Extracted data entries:
● ● ● ● ● ● ●
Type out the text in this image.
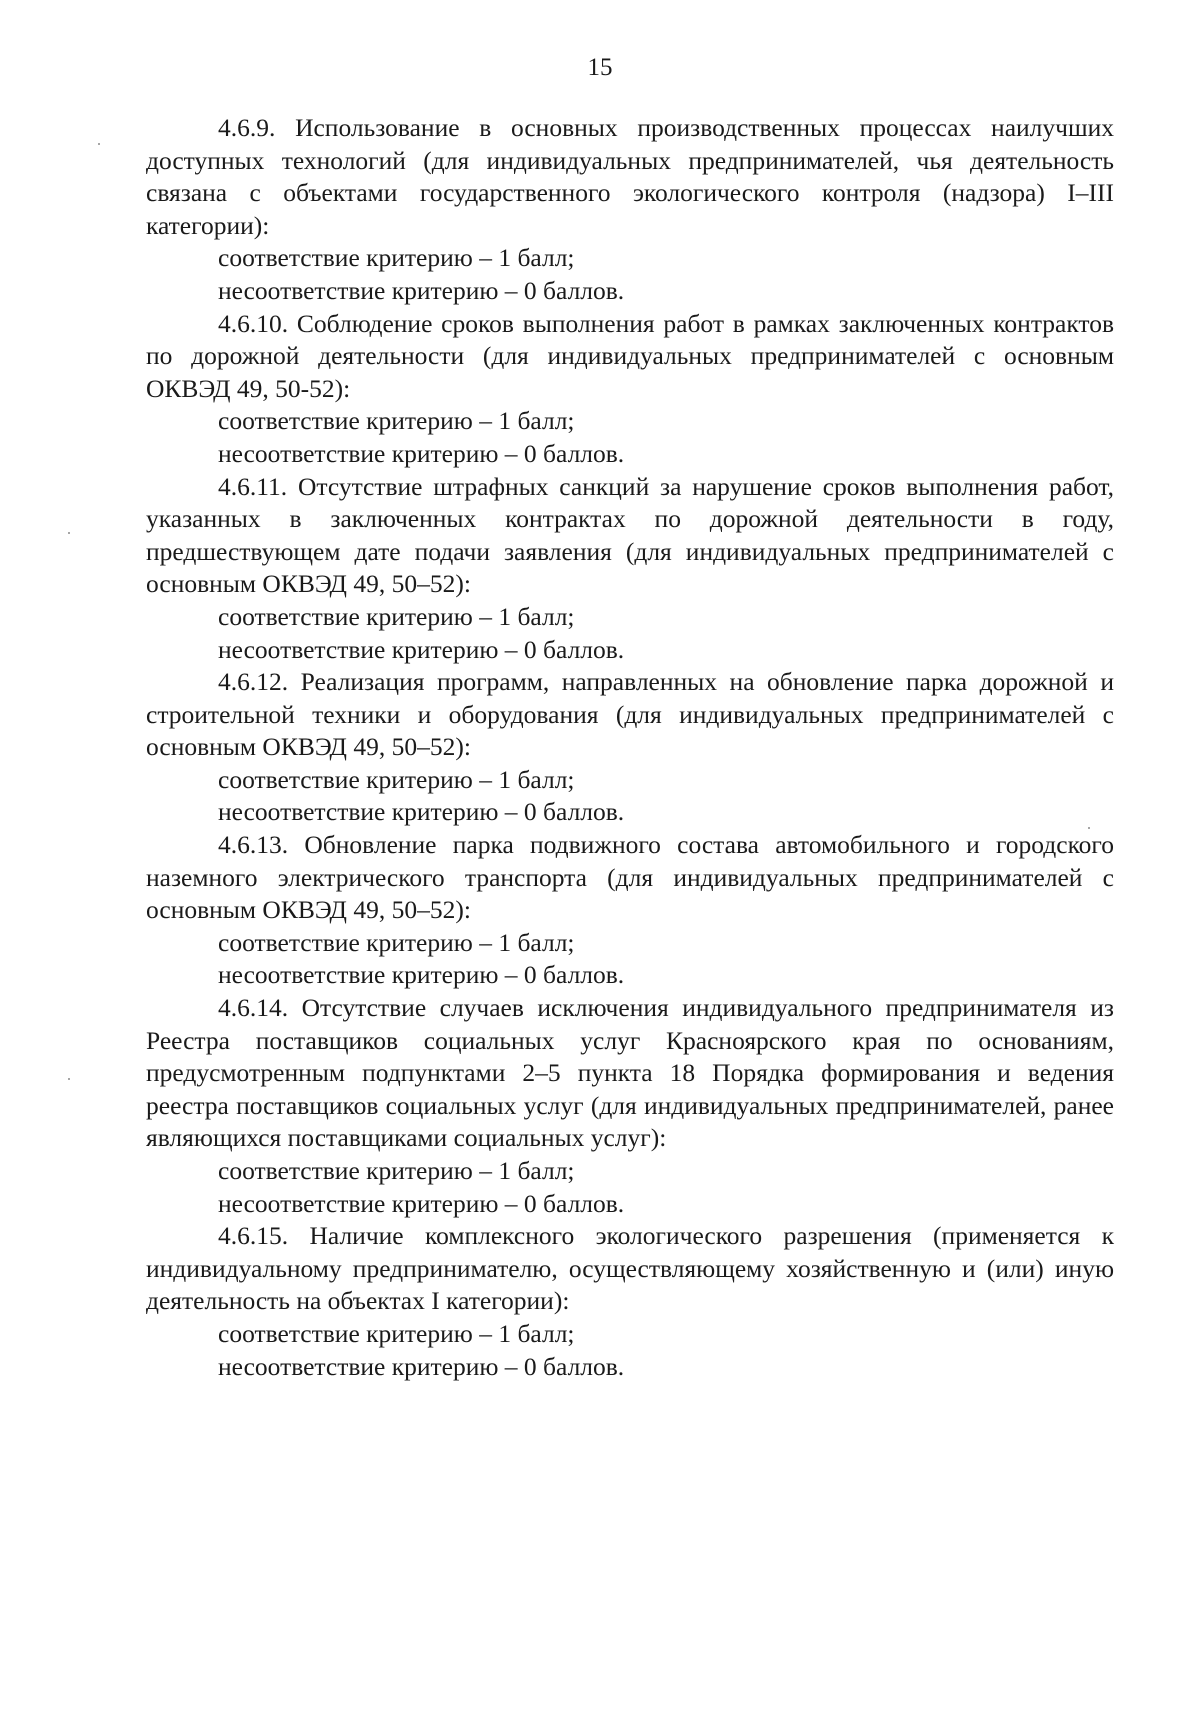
15

4.6.9. Использование в основных производственных процессах наилучших доступных технологий (для индивидуальных предпринимателей, чья деятельность связана с объектами государственного экологического контроля (надзора) I–III категории):

соответствие критерию – 1 балл;

несоответствие критерию – 0 баллов.

4.6.10. Соблюдение сроков выполнения работ в рамках заключенных контрактов по дорожной деятельности (для индивидуальных предпринимателей с основным ОКВЭД 49, 50-52):

соответствие критерию – 1 балл;

несоответствие критерию – 0 баллов.

4.6.11. Отсутствие штрафных санкций за нарушение сроков выполнения работ, указанных в заключенных контрактах по дорожной деятельности в году, предшествующем дате подачи заявления (для индивидуальных предпринимателей с основным ОКВЭД 49, 50–52):

соответствие критерию – 1 балл;

несоответствие критерию – 0 баллов.

4.6.12. Реализация программ, направленных на обновление парка дорожной и строительной техники и оборудования (для индивидуальных предпринимателей с основным ОКВЭД 49, 50–52):

соответствие критерию – 1 балл;

несоответствие критерию – 0 баллов.

4.6.13. Обновление парка подвижного состава автомобильного и городского наземного электрического транспорта (для индивидуальных предпринимателей с основным ОКВЭД 49, 50–52):

соответствие критерию – 1 балл;

несоответствие критерию – 0 баллов.

4.6.14. Отсутствие случаев исключения индивидуального предпринимателя из Реестра поставщиков социальных услуг Красноярского края по основаниям, предусмотренным подпунктами 2–5 пункта 18 Порядка формирования и ведения реестра поставщиков социальных услуг (для индивидуальных предпринимателей, ранее являющихся поставщиками социальных услуг):

соответствие критерию – 1 балл;

несоответствие критерию – 0 баллов.

4.6.15. Наличие комплексного экологического разрешения (применяется к индивидуальному предпринимателю, осуществляющему хозяйственную и (или) иную деятельность на объектах I категории):

соответствие критерию – 1 балл;

несоответствие критерию – 0 баллов.
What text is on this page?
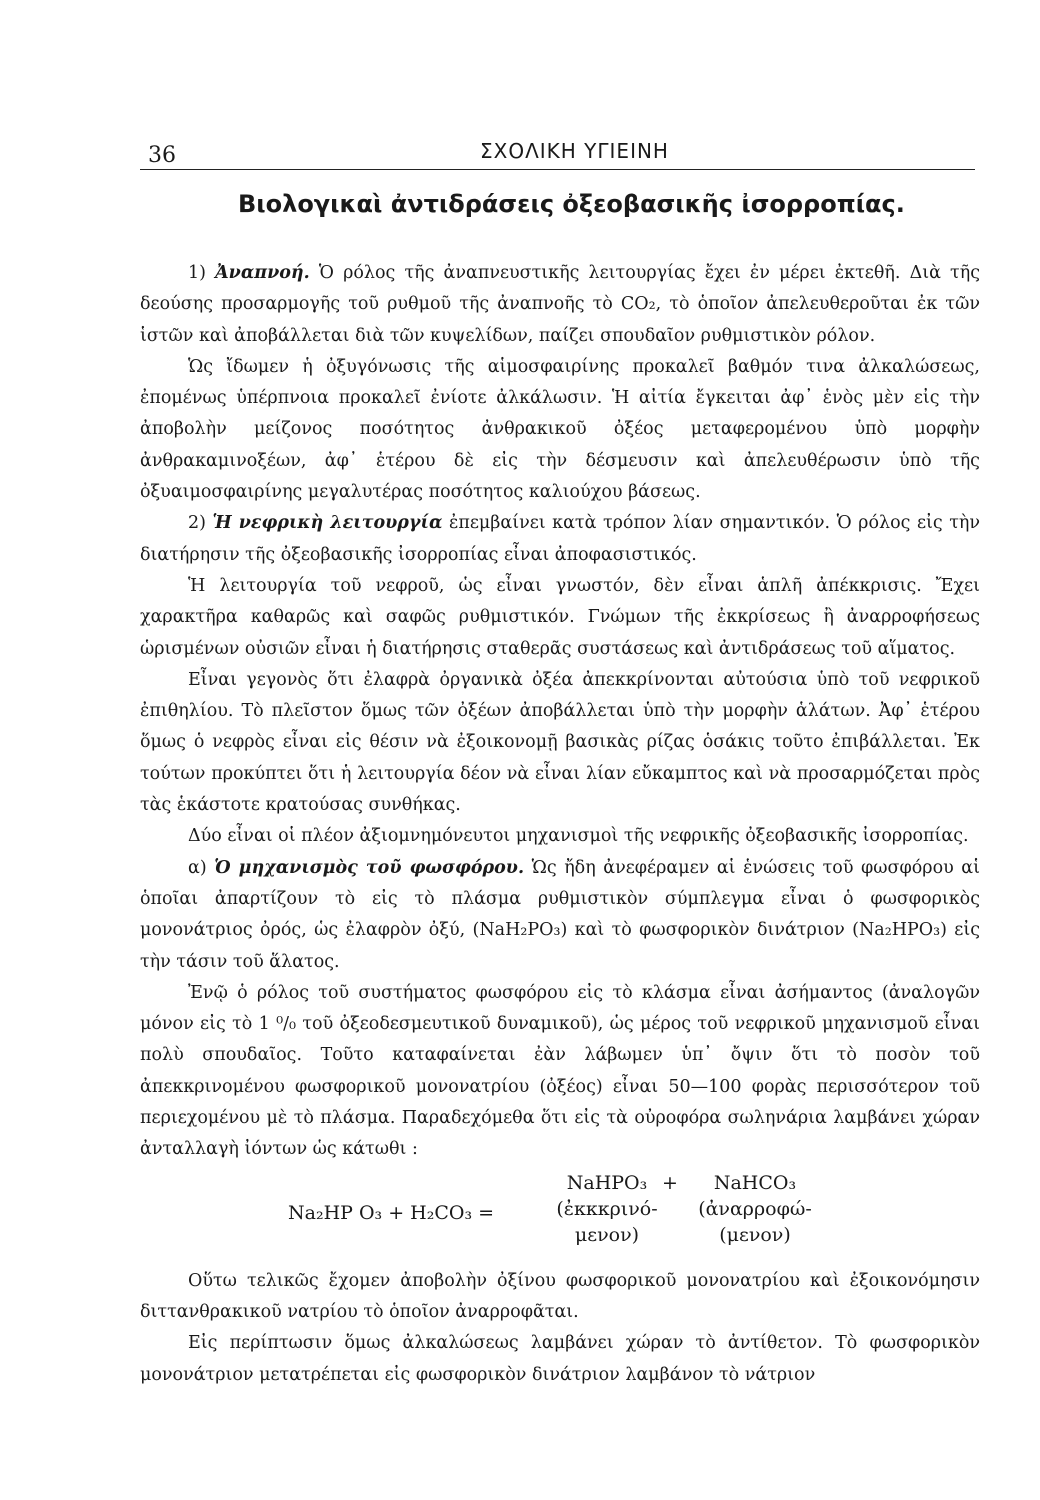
36	ΣΧΟΛΙΚΗ ΥΓΙΕΙΝΗ
Βιολογικαὶ ἀντιδράσεις ὀξεοβασικῆς ἰσορροπίας.

1) Ἀναπνοή. Ὁ ρόλος τῆς ἀναπνευστικῆς λειτουργίας ἔχει ἐν μέρει ἐκτεθῆ. Διὰ τῆς δεούσης προσαρμογῆς τοῦ ρυθμοῦ τῆς ἀναπνοῆς τὸ CO₂, τὸ ὁποῖον ἀπελευθεροῦται ἐκ τῶν ἱστῶν καὶ ἀποβάλλεται διὰ τῶν κυψελίδων, παίζει σπουδαῖον ρυθμιστικὸν ρόλον.

Ὡς ἴδωμεν ἡ ὀξυγόνωσις τῆς αἱμοσφαιρίνης προκαλεῖ βαθμόν τινα ἀλκαλώσεως, ἐπομένως ὑπέρπνοια προκαλεῖ ἐνίοτε ἀλκάλωσιν. Ἡ αἰτία ἔγκειται ἀφ᾽ ἑνὸς μὲν εἰς τὴν ἀποβολὴν μείζονος ποσότητος ἀνθρακικοῦ ὀξέος μεταφερομένου ὑπὸ μορφὴν ἀνθρακαμινοξέων, ἀφ᾽ ἑτέρου δὲ εἰς τὴν δέσμευσιν καὶ ἀπελευθέρωσιν ὑπὸ τῆς ὀξυαιμοσφαιρίνης μεγαλυτέρας ποσότητος καλιούχου βάσεως.

2) Ἡ νεφρικὴ λειτουργία ἐπεμβαίνει κατὰ τρόπον λίαν σημαντικόν. Ὁ ρόλος εἰς τὴν διατήρησιν τῆς ὀξεοβασικῆς ἰσορροπίας εἶναι ἀποφασιστικός.

Ἡ λειτουργία τοῦ νεφροῦ, ὡς εἶναι γνωστόν, δὲν εἶναι ἁπλῆ ἀπέκκρισις. Ἔχει χαρακτῆρα καθαρῶς καὶ σαφῶς ρυθμιστικόν. Γνώμων τῆς ἐκκρίσεως ἢ ἀναρροφήσεως ὡρισμένων οὐσιῶν εἶναι ἡ διατήρησις σταθερᾶς συστάσεως καὶ ἀντιδράσεως τοῦ αἵματος.

Εἶναι γεγονὸς ὅτι ἐλαφρὰ ὀργανικὰ ὀξέα ἀπεκκρίνονται αὐτούσια ὑπὸ τοῦ νεφρικοῦ ἐπιθηλίου. Τὸ πλεῖστον ὅμως τῶν ὀξέων ἀποβάλλεται ὑπὸ τὴν μορφὴν ἁλάτων. Ἀφ᾽ ἑτέρου ὅμως ὁ νεφρὸς εἶναι εἰς θέσιν νὰ ἐξοικονομῇ βασικὰς ρίζας ὁσάκις τοῦτο ἐπιβάλλεται. Ἐκ τούτων προκύπτει ὅτι ἡ λειτουργία δέον νὰ εἶναι λίαν εὔκαμπτος καὶ νὰ προσαρμόζεται πρὸς τὰς ἑκάστοτε κρατούσας συνθήκας.

Δύο εἶναι οἱ πλέον ἀξιομνημόνευτοι μηχανισμοὶ τῆς νεφρικῆς ὀξεοβασικῆς ἰσορροπίας.

α) Ὁ μηχανισμὸς τοῦ φωσφόρου. Ὡς ἤδη ἀνεφέραμεν αἱ ἑνώσεις τοῦ φωσφόρου αἱ ὁποῖαι ἀπαρτίζουν τὸ εἰς τὸ πλάσμα ρυθμιστικὸν σύμπλεγμα εἶναι ὁ φωσφορικὸς μονονάτριος ὀρός, ὡς ἐλαφρὸν ὀξύ, (NaH₂PO₃) καὶ τὸ φωσφορικὸν δινάτριον (Na₂HPO₃) εἰς τὴν τάσιν τοῦ ἅλατος.

Ἐνῷ ὁ ρόλος τοῦ συστήματος φωσφόρου εἰς τὸ κλάσμα εἶναι ἀσήμαντος (ἀναλογῶν μόνον εἰς τὸ 1 ⁰/₀ τοῦ ὀξεοδεσμευτικοῦ δυναμικοῦ), ὡς μέρος τοῦ νεφρικοῦ μηχανισμοῦ εἶναι πολὺ σπουδαῖος. Τοῦτο καταφαίνεται ἐὰν λάβωμεν ὑπ᾽ ὄψιν ὅτι τὸ ποσὸν τοῦ ἀπεκκρινομένου φωσφορικοῦ μονονατρίου (ὀξέος) εἶναι 50—100 φορὰς περισσότερον τοῦ περιεχομένου μὲ τὸ πλάσμα. Παραδεχόμεθα ὅτι εἰς τὰ οὐροφόρα σωληνάρια λαμβάνει χώραν ἀνταλλαγὴ ἰόντων ὡς κάτωθι :

Na₂HP O₃ + H₂CO₃ =
NaHPO₃
(ἐκκκρινό-
μενον)
+	NaHCO₃
(ἀναρροφώ-
(μενον)

Οὕτω τελικῶς ἔχομεν ἀποβολὴν ὀξίνου φωσφορικοῦ μονονατρίου καὶ ἐξοικονόμησιν διττανθρακικοῦ νατρίου τὸ ὁποῖον ἀναρροφᾶται.

Εἰς περίπτωσιν ὅμως ἀλκαλώσεως λαμβάνει χώραν τὸ ἀντίθετον. Τὸ φωσφορικὸν μονονάτριον μετατρέπεται εἰς φωσφορικὸν δινάτριον λαμβάνον τὸ νάτριον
● ● ● ● ● ● ●
Tell how many lines of the data above hold the string "ὀξεοβασικῆς". Give only the number.

3